Text shown =>
___
No one wants to deal with a pesky bot that won’t shut up

2 min read
Facebook Revises Bot Platform to Place Messenger Users Firmly in Control
Image: Facebook

Facebook’s big announcement at the annual F8 developer conference in April was its unveiling of a bot platform that developers could use to build digital assistants that operate within Messenger. The move was meant to expand the functionality of the messaging service, now used by nearly a billion people worldwide, so that it can also deliver customized news and facilitate e-commerce.

Immediate reactions were mixed, and the announcement spurred a lot of discussion about whether users would embrace this newest experiment from one of the world’s largest tech companies. Commenters also mused about  how Messenger bots might evolve to play a role in our daily lives. That could depend as much on Facebook’s ability to seamlessly integrate new notifications and chats into the user expereince as on the ability of developers to devise clever functions forall those digital bots.

To keep the bot platform under wraps, Facebook did not conduct any external tests before its release. Now, soon after launch, user and developer feedback is quickly reshaping its future. On Tuesday, at 2016 TechCrunch Disrupt in Brooklyn, N.Y., Stan Chudnovsky, head of product for Messenger, said his team is already making some early revisions to its new bot world.

In one update, Facebook addressed concerns over bot-generated spam. The company knows that if busy bots send too many notifications to users or don’t deliver useful content, their behavior could erode the messaging service’s current status as a highly valued link between friends.

To prevent this, Chudnovsky says Facebook swapped the original “Block” button that appears in the upper right hand corner of each new bot chat to a “Manage” option that permits users to choose the type of messages they wish to receive. “Giving people more control seems to be what people want to have,” he said.

Facebook is also looking at ways to differentiate between messages that are immediately important to users (perhaps those sent by a friend or which include breaking news) and those that can be read later (the pesky bot variety). In practice, this could mean that the company designates a different ringtone or vibration pattern when users receive an urgent message, or that it simply filters certain messages from the instant stream and issues them in a group alert a few times throughout the day.

Overall, Chudnovsky is pleased with the launch and said more than 10,000 developers have begun building bots. He points out that more than 2,500 merchants on Shopify, the company’s virtual marketplace, offer bot-based customer service. “You have a bunch of early signs that the platform is starting to work,” he says.

Of course, it’s not yet clear to users or the company which bots will become most integral to users’ lives. Chudnovsky compares that uncertainty to the early days of Apple’s App Store, when many of today’s most successful apps weren’t yet obvious or even imagined.
___
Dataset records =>
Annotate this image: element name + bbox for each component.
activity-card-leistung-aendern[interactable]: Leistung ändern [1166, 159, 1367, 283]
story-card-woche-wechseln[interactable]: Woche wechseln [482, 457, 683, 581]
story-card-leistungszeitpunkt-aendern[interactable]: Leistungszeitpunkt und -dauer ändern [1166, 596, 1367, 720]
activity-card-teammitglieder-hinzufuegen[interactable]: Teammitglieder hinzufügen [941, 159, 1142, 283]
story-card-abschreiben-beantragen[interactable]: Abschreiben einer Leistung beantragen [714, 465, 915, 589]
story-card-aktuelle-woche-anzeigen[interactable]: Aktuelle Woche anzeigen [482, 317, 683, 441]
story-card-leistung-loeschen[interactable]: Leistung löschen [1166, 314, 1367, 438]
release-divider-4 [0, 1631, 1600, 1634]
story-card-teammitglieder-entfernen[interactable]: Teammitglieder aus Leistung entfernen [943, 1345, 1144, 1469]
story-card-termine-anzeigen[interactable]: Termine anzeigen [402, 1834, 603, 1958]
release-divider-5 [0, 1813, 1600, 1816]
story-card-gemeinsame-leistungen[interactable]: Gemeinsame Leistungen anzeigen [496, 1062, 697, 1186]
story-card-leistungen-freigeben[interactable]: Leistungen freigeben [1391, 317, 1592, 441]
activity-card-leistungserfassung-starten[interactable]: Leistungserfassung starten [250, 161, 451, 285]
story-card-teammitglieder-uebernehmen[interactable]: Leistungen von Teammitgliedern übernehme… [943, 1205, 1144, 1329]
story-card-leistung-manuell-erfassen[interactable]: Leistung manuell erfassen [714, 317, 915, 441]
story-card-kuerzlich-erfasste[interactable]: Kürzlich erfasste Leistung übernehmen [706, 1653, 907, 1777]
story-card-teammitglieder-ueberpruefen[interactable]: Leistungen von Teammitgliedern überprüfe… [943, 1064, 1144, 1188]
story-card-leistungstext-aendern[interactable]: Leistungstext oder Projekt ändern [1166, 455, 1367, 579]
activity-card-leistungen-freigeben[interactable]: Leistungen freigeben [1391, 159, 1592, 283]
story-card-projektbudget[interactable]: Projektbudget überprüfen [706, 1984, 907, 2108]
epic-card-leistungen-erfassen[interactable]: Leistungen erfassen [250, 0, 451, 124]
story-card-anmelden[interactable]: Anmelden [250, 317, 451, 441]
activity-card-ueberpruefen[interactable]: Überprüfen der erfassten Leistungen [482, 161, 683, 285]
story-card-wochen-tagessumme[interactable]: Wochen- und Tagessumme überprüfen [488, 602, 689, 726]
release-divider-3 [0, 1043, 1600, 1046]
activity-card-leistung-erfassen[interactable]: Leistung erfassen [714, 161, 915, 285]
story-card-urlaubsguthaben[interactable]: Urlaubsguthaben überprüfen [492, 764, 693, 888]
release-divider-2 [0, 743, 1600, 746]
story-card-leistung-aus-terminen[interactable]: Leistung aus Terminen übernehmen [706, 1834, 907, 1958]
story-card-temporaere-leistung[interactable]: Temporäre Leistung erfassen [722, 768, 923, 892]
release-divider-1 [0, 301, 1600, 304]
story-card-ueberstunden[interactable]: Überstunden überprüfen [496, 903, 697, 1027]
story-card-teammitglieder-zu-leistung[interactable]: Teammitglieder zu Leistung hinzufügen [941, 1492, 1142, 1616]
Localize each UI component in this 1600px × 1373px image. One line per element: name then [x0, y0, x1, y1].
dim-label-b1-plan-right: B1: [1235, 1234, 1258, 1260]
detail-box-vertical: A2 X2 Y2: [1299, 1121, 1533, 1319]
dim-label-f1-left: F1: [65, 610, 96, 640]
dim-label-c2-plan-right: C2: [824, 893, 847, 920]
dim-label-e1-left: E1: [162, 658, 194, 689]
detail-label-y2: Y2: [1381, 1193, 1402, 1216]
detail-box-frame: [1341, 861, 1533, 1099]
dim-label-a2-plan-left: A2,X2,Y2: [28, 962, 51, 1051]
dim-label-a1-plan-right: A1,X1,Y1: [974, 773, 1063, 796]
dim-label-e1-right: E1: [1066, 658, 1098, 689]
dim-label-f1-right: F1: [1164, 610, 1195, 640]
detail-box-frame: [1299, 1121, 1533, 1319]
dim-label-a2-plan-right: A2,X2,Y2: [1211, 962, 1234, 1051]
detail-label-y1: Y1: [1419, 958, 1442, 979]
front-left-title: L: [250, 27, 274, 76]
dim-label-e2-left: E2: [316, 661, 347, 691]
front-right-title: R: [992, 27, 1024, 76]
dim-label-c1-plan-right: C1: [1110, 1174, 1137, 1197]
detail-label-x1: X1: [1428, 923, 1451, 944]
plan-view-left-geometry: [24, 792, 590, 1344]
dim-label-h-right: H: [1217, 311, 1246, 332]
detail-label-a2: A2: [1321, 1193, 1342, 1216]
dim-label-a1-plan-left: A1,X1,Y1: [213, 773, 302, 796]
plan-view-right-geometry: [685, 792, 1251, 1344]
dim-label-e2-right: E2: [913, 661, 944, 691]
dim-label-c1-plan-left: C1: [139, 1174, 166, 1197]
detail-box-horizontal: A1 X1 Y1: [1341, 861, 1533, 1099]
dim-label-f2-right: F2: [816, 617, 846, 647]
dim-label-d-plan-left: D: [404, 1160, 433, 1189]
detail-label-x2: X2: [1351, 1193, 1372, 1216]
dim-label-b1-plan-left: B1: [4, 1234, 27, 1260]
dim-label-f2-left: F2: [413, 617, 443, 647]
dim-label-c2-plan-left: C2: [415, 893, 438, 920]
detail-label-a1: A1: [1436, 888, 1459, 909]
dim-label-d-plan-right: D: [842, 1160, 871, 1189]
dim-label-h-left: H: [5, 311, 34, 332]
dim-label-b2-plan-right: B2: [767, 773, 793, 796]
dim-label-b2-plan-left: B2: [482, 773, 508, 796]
___
Exercise goal =>
According to the Messenger bot article, what replaced the original "Block" button in each new bot chat? Answer using only the Messenger bot article.

Full response =>
A "Manage" option that lets users choose the type of messages they wish to receive.